▶ GIVEN TASK:
Quote each line of the material verbatim, without the pictures.

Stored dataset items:
--

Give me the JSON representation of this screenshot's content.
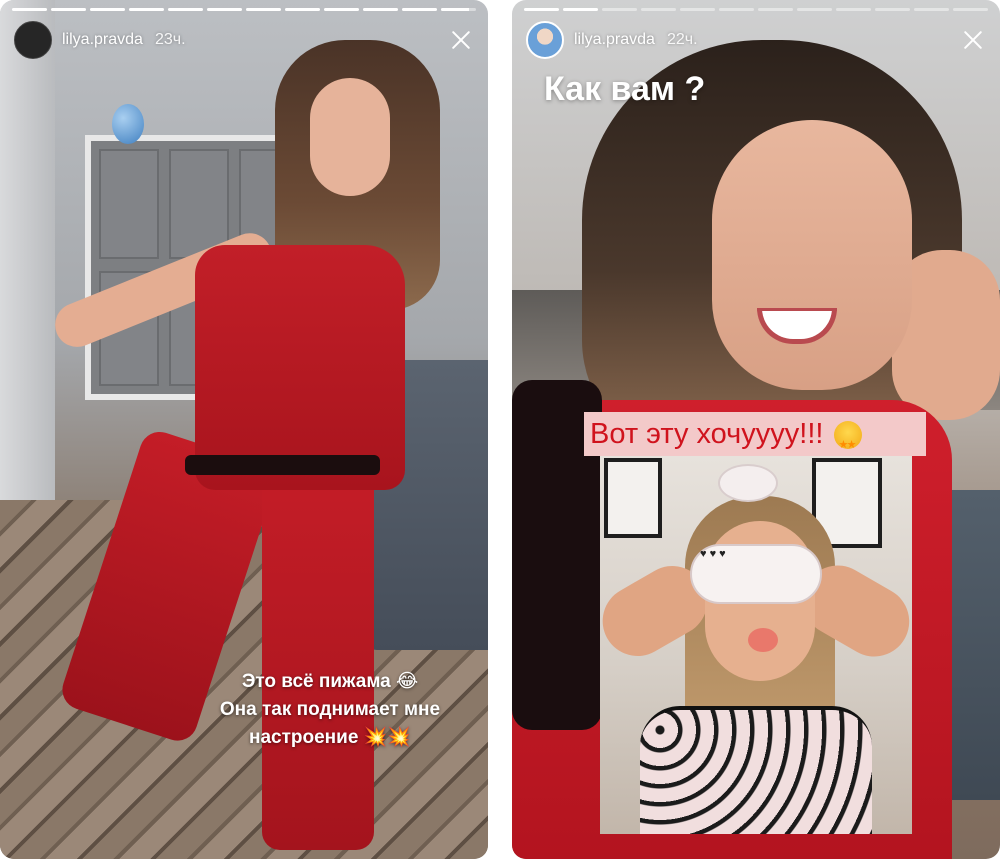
{
  "stories": [
    {
      "id": "left",
      "progress": [
        1,
        1,
        1,
        1,
        1,
        1,
        1,
        1,
        1,
        1,
        1,
        0.8
      ],
      "user": {
        "username": "lilya.pravda",
        "timestamp": "23ч."
      },
      "caption_lines": [
        "Это всё пижама 😂",
        "Она так  поднимает мне",
        "настроение 💥💥"
      ]
    },
    {
      "id": "right",
      "progress": [
        1,
        1,
        0,
        0,
        0,
        0,
        0,
        0,
        0,
        0,
        0,
        0
      ],
      "user": {
        "username": "lilya.pravda",
        "timestamp": "22ч."
      },
      "question": "Как вам ?",
      "want_label": "Вот эту хочуууу!!!",
      "want_emoji": "star-struck-emoji"
    }
  ],
  "icons": {
    "close": "close-icon",
    "avatar": "avatar"
  },
  "colors": {
    "pajama_red": "#c21f28",
    "label_bg": "#f3c9c9",
    "label_text": "#d0131d"
  }
}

--

▶ ANSWER TO THIS PROBLEM:
Give me the JSON representation of this screenshot's content.
{
  "stories": [
    {
      "id": "left",
      "progress": [
        1,
        1,
        1,
        1,
        1,
        1,
        1,
        1,
        1,
        1,
        1,
        0.8
      ],
      "user": {
        "username": "lilya.pravda",
        "timestamp": "23ч."
      },
      "caption_lines": [
        "Это всё пижама 😂",
        "Она так  поднимает мне",
        "настроение 💥💥"
      ]
    },
    {
      "id": "right",
      "progress": [
        1,
        1,
        0,
        0,
        0,
        0,
        0,
        0,
        0,
        0,
        0,
        0
      ],
      "user": {
        "username": "lilya.pravda",
        "timestamp": "22ч."
      },
      "question": "Как вам ?",
      "want_label": "Вот эту хочуууу!!!",
      "want_emoji": "star-struck-emoji"
    }
  ],
  "icons": {
    "close": "close-icon",
    "avatar": "avatar"
  },
  "colors": {
    "pajama_red": "#c21f28",
    "label_bg": "#f3c9c9",
    "label_text": "#d0131d"
  }
}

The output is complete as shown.